▶ **Dataset items**:
++++++

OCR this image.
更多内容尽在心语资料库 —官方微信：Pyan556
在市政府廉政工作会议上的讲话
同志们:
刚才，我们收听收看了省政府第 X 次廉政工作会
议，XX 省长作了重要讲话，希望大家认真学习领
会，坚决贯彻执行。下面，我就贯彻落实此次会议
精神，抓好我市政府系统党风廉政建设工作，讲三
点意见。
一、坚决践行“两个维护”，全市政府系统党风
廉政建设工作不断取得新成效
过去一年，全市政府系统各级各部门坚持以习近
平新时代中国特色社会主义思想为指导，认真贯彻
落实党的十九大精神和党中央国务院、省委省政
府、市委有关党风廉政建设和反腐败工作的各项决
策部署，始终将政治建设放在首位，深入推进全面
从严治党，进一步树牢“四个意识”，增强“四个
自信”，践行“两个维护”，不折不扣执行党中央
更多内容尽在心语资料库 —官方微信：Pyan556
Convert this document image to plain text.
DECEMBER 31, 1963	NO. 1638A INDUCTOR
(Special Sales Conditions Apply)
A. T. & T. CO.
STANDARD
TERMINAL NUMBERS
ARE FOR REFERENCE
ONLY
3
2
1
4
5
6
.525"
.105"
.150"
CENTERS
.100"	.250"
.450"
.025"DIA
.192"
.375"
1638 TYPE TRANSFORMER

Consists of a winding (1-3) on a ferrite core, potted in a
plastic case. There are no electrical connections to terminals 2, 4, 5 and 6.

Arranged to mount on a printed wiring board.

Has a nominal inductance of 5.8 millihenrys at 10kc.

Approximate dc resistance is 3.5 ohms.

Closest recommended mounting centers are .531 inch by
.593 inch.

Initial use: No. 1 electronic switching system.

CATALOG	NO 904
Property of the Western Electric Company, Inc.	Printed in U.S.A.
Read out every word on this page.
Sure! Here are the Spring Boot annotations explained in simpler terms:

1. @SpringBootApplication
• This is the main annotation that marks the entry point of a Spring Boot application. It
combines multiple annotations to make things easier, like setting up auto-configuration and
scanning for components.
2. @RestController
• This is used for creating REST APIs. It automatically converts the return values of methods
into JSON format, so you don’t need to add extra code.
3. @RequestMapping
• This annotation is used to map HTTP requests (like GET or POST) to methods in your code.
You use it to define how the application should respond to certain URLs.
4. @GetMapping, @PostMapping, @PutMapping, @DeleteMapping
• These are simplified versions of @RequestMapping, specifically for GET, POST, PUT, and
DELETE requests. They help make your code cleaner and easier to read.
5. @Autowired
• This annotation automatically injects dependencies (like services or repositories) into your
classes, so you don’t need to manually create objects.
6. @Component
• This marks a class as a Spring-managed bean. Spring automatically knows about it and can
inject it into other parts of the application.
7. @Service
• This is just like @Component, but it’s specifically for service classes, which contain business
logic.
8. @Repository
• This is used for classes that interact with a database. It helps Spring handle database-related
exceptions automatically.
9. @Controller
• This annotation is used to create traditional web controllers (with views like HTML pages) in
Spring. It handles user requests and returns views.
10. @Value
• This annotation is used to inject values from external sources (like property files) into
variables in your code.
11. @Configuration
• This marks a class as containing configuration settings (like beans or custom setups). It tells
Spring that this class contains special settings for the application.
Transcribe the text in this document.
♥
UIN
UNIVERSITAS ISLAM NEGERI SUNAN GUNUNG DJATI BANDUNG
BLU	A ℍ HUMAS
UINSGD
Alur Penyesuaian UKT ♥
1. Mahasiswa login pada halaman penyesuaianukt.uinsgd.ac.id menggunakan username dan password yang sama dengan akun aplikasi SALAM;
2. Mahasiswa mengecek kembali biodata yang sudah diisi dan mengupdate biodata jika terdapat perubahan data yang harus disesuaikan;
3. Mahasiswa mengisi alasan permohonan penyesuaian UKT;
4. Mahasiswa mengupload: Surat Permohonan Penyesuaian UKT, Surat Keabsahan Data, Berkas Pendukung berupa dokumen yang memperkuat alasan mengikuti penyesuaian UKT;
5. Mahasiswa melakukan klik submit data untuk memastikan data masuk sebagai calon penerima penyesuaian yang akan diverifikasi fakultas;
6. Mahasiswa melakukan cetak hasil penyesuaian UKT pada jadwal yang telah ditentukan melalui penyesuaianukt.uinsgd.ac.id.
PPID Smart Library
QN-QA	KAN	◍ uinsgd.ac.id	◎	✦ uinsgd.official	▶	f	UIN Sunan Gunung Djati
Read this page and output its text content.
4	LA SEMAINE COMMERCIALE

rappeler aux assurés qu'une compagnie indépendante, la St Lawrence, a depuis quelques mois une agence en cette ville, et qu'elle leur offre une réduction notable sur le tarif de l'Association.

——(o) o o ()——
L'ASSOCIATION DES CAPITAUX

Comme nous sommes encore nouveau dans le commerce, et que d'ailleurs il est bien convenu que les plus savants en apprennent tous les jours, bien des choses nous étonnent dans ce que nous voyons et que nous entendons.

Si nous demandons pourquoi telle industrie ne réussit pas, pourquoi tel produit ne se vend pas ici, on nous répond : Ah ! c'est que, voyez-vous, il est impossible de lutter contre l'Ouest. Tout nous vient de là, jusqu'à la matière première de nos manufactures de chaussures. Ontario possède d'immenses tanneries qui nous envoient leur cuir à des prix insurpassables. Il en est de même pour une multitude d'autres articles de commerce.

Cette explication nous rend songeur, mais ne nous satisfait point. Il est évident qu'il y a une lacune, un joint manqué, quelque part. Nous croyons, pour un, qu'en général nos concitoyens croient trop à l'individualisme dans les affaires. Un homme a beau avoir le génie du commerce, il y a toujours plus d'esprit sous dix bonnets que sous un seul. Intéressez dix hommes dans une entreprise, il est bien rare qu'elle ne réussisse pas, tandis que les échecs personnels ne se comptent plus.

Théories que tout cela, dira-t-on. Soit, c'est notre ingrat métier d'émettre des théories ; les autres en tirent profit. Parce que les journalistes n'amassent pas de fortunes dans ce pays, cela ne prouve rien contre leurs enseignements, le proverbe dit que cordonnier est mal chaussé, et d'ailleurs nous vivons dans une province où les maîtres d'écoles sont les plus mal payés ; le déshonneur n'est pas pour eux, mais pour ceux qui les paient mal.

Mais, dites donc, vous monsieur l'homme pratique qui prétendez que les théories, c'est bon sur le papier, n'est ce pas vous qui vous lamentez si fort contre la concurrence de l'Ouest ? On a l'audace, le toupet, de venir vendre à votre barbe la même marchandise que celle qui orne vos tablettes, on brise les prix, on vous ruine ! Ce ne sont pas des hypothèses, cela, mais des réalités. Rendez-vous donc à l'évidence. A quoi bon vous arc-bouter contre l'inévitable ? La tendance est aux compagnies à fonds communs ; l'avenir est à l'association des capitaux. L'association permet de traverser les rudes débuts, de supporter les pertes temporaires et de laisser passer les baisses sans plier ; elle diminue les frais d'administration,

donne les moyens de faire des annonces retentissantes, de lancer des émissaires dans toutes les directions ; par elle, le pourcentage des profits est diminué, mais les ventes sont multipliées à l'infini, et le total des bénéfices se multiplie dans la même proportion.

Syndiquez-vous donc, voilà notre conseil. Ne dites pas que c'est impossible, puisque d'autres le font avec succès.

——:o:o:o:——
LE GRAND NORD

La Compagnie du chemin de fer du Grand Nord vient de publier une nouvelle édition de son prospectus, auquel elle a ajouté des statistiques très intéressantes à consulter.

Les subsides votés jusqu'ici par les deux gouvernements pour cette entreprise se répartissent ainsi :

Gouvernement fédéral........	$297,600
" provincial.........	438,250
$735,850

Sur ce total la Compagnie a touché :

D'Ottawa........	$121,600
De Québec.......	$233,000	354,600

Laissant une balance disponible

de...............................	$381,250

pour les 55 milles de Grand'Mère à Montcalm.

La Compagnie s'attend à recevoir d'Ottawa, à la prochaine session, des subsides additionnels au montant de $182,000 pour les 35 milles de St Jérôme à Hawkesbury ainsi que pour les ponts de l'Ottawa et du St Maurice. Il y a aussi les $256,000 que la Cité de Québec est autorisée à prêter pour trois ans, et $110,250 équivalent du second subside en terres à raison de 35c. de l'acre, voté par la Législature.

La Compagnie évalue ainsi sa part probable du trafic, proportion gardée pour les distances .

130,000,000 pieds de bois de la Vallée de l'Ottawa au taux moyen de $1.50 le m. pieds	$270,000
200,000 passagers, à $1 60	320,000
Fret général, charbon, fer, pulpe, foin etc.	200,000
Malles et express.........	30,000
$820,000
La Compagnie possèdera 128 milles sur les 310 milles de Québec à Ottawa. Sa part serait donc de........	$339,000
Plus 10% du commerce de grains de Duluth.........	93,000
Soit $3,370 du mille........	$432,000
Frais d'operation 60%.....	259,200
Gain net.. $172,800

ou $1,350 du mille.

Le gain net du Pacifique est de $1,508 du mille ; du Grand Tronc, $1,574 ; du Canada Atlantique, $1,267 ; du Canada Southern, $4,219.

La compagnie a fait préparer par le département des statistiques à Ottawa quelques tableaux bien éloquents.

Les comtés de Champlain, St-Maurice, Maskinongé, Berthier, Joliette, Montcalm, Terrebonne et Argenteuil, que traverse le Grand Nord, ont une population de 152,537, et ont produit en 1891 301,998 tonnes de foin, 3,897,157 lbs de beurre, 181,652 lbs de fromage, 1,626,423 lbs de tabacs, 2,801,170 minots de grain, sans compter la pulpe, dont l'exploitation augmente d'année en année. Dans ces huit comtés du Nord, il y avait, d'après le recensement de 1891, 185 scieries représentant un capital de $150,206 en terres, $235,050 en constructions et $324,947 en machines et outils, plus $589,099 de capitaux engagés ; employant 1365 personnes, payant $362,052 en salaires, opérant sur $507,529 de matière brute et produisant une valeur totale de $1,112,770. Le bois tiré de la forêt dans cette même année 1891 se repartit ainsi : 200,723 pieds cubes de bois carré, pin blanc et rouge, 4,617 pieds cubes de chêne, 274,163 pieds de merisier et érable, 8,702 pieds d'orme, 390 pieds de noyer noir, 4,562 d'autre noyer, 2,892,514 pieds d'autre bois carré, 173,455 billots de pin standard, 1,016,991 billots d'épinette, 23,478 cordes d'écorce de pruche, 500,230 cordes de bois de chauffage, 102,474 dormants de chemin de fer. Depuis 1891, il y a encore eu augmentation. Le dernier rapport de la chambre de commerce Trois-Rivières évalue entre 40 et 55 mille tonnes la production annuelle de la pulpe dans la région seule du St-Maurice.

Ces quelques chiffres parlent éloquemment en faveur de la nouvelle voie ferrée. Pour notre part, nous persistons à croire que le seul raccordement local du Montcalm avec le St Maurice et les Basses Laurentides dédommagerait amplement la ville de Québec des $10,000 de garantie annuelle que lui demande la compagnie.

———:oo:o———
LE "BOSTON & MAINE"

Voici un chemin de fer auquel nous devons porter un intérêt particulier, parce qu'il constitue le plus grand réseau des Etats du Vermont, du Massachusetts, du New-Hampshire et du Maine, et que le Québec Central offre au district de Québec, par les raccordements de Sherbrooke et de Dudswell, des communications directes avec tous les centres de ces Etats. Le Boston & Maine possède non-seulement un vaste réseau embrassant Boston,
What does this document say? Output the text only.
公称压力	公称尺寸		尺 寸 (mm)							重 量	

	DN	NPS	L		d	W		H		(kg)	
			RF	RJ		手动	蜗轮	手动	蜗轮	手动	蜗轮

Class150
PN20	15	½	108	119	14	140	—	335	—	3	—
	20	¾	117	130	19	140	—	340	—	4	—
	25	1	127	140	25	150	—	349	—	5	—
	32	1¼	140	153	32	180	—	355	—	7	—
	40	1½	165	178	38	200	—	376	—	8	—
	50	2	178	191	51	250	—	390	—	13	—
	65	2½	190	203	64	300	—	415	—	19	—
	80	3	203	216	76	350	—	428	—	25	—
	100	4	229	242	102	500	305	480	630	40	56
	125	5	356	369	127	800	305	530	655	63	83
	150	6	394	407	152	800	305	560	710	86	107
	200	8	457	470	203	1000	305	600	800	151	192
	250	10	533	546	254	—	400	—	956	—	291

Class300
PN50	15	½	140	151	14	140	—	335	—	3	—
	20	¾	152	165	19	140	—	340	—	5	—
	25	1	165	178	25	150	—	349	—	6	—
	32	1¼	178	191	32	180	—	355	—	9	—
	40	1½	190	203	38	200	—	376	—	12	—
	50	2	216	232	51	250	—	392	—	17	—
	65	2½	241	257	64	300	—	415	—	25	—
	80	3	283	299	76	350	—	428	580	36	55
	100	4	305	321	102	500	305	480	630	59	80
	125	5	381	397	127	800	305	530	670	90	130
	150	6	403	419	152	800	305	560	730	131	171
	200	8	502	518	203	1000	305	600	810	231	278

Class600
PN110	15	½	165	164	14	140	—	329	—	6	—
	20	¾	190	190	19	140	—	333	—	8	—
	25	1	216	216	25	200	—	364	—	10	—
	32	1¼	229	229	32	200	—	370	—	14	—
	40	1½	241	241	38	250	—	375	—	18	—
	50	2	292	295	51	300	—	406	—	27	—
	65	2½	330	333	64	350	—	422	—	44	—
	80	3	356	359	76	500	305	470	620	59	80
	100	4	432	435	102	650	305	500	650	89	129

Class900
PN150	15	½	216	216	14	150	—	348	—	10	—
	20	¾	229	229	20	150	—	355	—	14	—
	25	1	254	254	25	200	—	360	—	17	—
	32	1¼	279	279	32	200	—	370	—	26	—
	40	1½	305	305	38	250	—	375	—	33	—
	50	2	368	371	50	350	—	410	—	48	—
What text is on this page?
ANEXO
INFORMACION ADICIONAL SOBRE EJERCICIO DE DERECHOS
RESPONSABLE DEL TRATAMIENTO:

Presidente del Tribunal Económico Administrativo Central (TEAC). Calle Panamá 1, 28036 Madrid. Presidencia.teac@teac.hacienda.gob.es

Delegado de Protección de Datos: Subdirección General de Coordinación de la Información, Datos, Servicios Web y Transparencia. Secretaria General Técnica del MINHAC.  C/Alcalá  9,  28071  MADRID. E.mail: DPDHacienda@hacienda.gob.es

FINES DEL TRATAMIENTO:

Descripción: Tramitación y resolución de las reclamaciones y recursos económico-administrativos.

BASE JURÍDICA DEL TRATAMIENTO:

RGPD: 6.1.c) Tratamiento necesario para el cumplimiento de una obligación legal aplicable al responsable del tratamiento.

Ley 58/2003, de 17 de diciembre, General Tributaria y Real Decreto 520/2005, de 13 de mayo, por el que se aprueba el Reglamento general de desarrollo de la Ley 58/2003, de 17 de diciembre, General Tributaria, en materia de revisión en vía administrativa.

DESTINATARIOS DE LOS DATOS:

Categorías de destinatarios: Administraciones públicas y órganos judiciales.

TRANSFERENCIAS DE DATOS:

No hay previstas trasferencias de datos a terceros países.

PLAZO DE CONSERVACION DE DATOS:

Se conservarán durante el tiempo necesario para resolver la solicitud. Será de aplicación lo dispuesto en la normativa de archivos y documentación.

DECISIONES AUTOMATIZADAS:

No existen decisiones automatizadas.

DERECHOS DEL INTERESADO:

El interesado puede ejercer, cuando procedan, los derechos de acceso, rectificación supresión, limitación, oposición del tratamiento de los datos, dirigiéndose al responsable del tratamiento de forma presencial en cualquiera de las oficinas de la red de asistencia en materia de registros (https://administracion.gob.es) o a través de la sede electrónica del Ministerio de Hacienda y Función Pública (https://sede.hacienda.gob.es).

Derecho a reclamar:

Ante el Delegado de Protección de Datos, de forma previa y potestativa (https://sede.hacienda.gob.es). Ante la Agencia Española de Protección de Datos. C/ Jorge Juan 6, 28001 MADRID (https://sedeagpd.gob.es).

++++++

Pull every line holding "code" out of the records.

▶ **WRITTEN SOLUTION**:
into JSON format, so you don’t need to add extra code.
• This annotation is used to map HTTP requests (like GET or POST) to methods in your code.
DELETE requests. They help make your code cleaner and easier to read.
variables in your code.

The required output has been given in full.